>> Start ENTRIES

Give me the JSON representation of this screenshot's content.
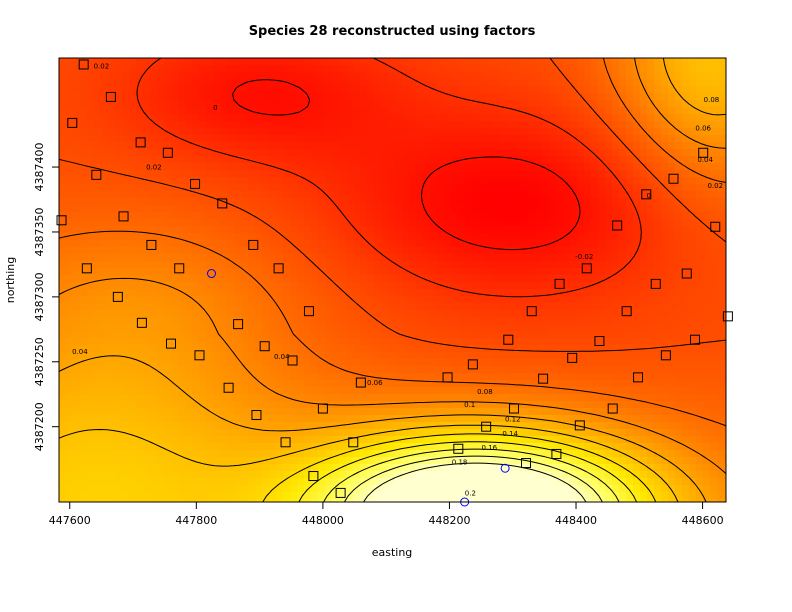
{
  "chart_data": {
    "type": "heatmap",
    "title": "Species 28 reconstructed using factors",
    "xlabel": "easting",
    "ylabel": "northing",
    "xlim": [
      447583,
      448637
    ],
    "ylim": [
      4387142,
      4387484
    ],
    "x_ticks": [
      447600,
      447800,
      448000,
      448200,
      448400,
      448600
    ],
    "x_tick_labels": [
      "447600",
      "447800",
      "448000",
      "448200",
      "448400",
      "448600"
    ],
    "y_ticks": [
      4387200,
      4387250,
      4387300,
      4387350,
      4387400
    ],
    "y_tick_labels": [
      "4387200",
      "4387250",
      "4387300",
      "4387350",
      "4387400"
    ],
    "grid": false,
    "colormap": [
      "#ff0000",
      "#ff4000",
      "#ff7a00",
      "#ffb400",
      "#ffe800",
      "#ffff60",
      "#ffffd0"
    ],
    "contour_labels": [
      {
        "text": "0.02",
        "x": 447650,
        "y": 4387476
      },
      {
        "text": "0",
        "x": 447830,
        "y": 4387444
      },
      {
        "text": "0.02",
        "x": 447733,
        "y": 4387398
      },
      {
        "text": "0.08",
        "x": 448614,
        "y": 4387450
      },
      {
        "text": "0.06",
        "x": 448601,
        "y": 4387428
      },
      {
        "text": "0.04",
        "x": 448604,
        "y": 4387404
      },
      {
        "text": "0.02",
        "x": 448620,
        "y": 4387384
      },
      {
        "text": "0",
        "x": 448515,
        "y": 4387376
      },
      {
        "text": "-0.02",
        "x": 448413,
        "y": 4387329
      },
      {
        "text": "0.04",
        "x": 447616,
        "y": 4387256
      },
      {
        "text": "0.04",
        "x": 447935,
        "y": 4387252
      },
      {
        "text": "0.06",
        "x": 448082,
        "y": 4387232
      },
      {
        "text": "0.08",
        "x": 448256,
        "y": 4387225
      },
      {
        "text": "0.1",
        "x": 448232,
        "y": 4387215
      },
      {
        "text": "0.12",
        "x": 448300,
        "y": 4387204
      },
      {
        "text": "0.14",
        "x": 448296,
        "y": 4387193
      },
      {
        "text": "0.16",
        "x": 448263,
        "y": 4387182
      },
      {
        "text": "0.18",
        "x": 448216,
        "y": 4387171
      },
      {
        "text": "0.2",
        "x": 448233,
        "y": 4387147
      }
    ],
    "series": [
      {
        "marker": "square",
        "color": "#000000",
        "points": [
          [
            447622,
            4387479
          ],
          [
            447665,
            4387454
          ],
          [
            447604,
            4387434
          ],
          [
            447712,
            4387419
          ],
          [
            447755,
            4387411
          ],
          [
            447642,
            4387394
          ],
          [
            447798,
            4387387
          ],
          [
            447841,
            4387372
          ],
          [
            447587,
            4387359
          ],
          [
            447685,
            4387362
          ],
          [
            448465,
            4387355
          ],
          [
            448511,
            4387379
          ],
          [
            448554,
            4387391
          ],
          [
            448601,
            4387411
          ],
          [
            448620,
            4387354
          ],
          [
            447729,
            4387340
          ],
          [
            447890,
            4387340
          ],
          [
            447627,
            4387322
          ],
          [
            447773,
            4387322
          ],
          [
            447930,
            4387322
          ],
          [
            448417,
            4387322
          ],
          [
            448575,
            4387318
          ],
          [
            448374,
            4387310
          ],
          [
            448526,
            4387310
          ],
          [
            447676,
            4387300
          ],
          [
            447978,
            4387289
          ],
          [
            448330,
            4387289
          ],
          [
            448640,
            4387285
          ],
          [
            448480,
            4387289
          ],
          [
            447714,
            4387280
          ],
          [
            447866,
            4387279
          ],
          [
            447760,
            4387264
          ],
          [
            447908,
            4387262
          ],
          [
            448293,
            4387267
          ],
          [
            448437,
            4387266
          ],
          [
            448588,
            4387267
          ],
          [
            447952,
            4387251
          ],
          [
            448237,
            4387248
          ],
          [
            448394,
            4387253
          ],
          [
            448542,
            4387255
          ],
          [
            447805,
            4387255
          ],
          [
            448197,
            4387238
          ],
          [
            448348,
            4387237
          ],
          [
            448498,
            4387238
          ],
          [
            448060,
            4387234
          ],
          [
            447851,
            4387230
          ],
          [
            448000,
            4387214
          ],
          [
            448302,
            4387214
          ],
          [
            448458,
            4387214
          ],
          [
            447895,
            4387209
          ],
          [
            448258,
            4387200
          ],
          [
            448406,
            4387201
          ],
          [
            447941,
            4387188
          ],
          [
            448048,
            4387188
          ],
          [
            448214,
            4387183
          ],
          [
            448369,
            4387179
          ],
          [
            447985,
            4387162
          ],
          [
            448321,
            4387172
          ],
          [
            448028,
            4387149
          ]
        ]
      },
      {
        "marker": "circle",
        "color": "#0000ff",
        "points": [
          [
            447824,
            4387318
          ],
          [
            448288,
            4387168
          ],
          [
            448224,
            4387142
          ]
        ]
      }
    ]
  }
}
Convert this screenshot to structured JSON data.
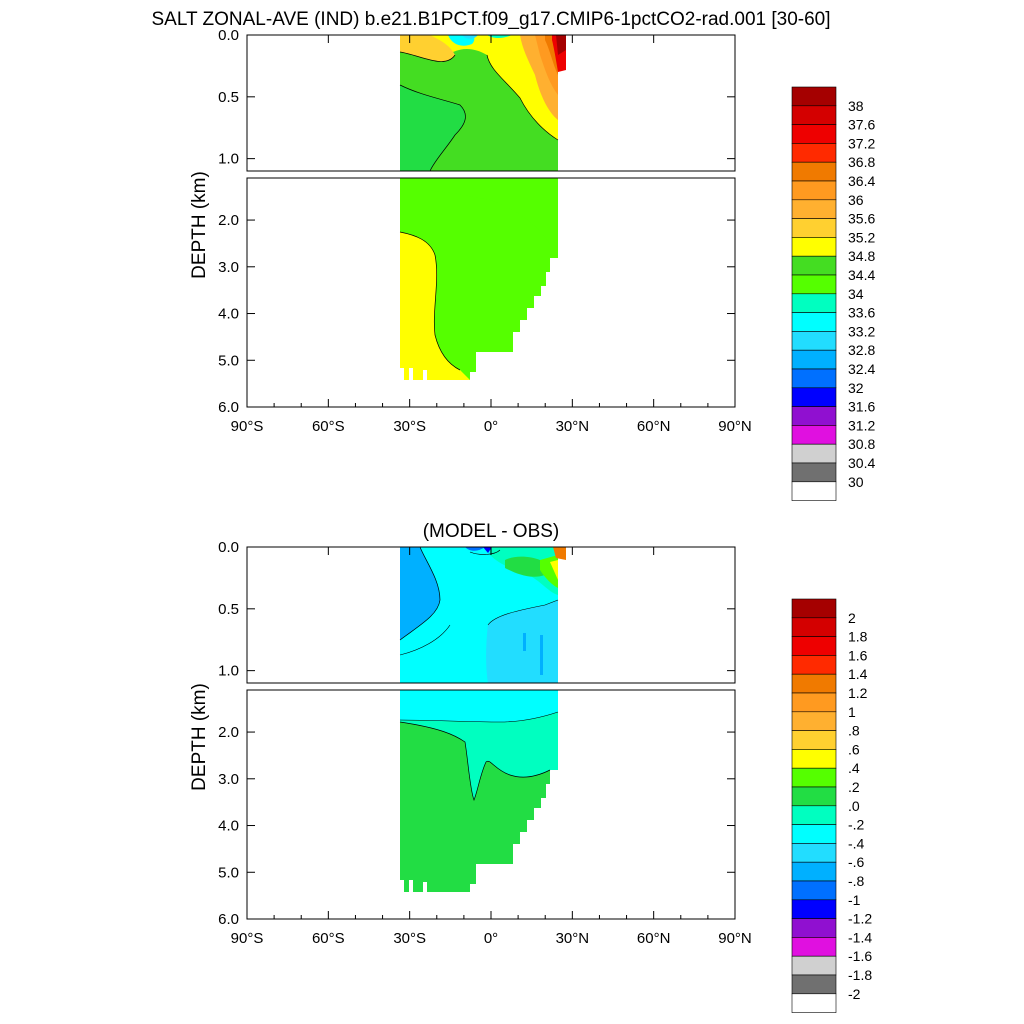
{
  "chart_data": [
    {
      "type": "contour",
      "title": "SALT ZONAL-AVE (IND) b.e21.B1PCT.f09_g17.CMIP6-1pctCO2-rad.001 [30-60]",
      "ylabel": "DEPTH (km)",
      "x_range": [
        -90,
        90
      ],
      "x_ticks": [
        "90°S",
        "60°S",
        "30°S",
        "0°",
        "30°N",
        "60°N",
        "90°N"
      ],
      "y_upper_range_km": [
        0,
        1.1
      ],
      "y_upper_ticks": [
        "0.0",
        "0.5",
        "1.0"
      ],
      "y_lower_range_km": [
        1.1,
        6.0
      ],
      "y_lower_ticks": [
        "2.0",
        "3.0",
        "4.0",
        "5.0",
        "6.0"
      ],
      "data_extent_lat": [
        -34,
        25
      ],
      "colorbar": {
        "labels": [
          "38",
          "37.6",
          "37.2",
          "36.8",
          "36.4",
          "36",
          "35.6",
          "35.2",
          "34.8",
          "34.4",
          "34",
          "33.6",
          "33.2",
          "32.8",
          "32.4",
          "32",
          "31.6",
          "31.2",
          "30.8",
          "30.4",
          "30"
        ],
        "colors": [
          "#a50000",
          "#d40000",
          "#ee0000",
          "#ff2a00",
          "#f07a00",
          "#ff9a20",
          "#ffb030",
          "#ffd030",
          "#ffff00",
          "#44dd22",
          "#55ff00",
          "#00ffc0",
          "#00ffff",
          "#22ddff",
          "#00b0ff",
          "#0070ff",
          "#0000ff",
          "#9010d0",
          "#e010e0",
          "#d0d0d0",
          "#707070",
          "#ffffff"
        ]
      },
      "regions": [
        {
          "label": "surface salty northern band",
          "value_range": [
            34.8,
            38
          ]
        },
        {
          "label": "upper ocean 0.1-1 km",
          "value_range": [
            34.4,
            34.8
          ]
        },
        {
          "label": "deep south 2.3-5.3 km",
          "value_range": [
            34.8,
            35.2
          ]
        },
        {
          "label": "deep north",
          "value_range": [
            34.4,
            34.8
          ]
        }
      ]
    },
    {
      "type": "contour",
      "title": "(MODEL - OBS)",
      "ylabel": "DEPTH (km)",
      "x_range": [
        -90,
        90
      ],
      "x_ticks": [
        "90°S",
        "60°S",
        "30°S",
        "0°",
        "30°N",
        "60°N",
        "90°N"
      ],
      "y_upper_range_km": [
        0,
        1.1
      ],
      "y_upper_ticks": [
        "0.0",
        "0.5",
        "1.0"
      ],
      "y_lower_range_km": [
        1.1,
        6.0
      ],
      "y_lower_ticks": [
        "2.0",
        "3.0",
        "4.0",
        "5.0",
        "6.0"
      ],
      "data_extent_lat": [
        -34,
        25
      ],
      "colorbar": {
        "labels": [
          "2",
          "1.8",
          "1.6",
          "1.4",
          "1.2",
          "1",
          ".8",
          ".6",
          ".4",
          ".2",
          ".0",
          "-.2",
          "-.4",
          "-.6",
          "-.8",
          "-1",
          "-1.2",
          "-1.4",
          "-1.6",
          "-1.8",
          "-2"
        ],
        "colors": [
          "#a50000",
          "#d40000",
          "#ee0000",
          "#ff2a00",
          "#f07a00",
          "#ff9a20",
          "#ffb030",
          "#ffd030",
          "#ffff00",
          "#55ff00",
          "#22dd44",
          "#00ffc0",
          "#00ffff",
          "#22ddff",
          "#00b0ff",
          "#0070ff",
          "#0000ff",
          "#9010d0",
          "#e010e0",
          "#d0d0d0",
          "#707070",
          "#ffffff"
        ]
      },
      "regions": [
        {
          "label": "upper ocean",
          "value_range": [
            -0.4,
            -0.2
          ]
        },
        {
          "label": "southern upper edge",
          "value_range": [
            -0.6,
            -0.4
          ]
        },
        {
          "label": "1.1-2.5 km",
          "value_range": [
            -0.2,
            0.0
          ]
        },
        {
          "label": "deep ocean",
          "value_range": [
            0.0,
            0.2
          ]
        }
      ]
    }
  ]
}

>> End ENTRIES

## TASK INSTRUCTIONS
How many of the lines above include the string "screenshot"? Answer with the number only.

## RESULT FOR THIS TASK
2